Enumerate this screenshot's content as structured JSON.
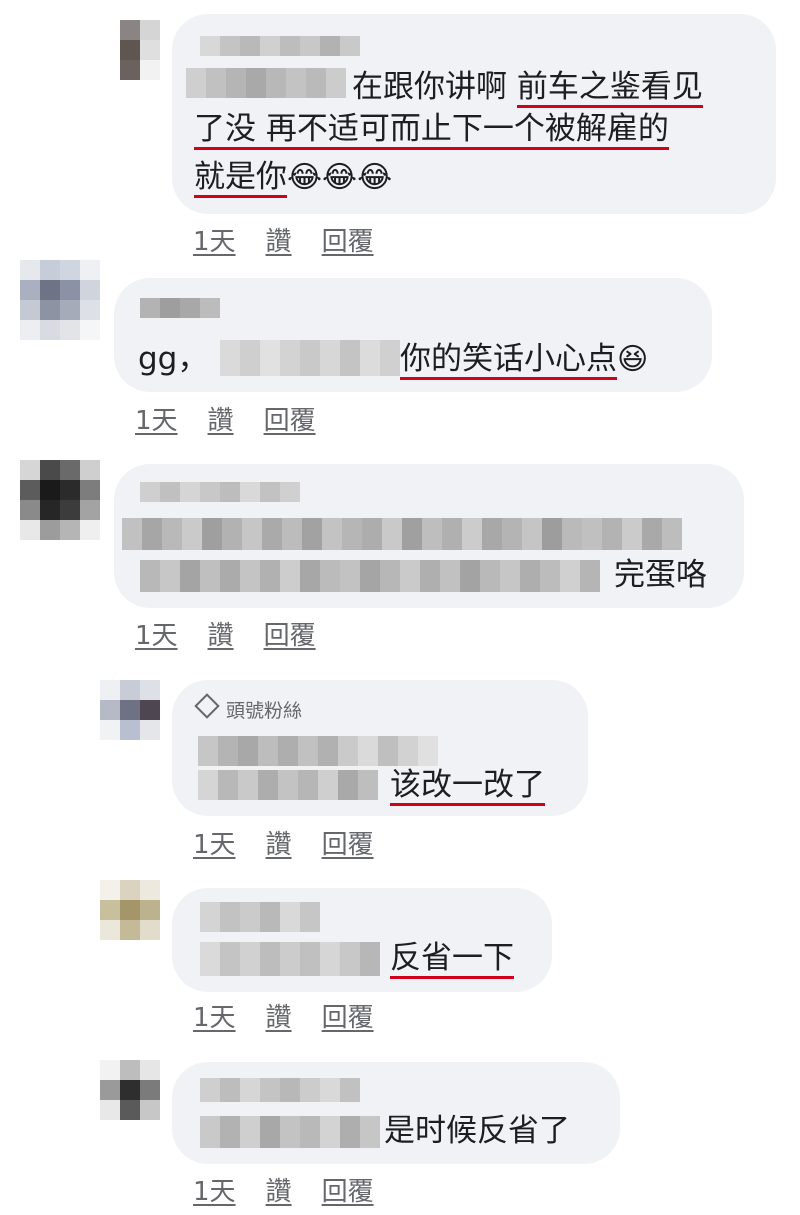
{
  "comments": [
    {
      "text_parts": [
        "在跟你讲啊 ",
        "前车之鉴看见",
        "了没 再不适可而止下一个被解雇的",
        "就是你"
      ],
      "emoji": "😂😂😂",
      "actions": {
        "time": "1天",
        "like": "讚",
        "reply": "回覆"
      }
    },
    {
      "prefix": "gg，",
      "text": "你的笑话小心点",
      "emoji": "😆",
      "actions": {
        "time": "1天",
        "like": "讚",
        "reply": "回覆"
      }
    },
    {
      "text": "完蛋咯",
      "actions": {
        "time": "1天",
        "like": "讚",
        "reply": "回覆"
      }
    },
    {
      "badge": "頭號粉絲",
      "text": "该改一改了",
      "actions": {
        "time": "1天",
        "like": "讚",
        "reply": "回覆"
      }
    },
    {
      "text": "反省一下",
      "actions": {
        "time": "1天",
        "like": "讚",
        "reply": "回覆"
      }
    },
    {
      "text": "是时候反省了",
      "actions": {
        "time": "1天",
        "like": "讚",
        "reply": "回覆"
      }
    }
  ],
  "colors": {
    "underline": "#d0021b",
    "bubble": "#f0f2f5",
    "meta": "#65676b"
  },
  "icons": [
    "diamond-icon"
  ]
}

-----

#### [Stated exercise]
Each line in the records above should be reproduced exactly; images are not copied.

#### [Solution below]
Enumerate this screenshot's content as structured JSON.
{
  "comments": [
    {
      "text_parts": [
        "在跟你讲啊 ",
        "前车之鉴看见",
        "了没 再不适可而止下一个被解雇的",
        "就是你"
      ],
      "emoji": "😂😂😂",
      "actions": {
        "time": "1天",
        "like": "讚",
        "reply": "回覆"
      }
    },
    {
      "prefix": "gg，",
      "text": "你的笑话小心点",
      "emoji": "😆",
      "actions": {
        "time": "1天",
        "like": "讚",
        "reply": "回覆"
      }
    },
    {
      "text": "完蛋咯",
      "actions": {
        "time": "1天",
        "like": "讚",
        "reply": "回覆"
      }
    },
    {
      "badge": "頭號粉絲",
      "text": "该改一改了",
      "actions": {
        "time": "1天",
        "like": "讚",
        "reply": "回覆"
      }
    },
    {
      "text": "反省一下",
      "actions": {
        "time": "1天",
        "like": "讚",
        "reply": "回覆"
      }
    },
    {
      "text": "是时候反省了",
      "actions": {
        "time": "1天",
        "like": "讚",
        "reply": "回覆"
      }
    }
  ],
  "colors": {
    "underline": "#d0021b",
    "bubble": "#f0f2f5",
    "meta": "#65676b"
  },
  "icons": [
    "diamond-icon"
  ]
}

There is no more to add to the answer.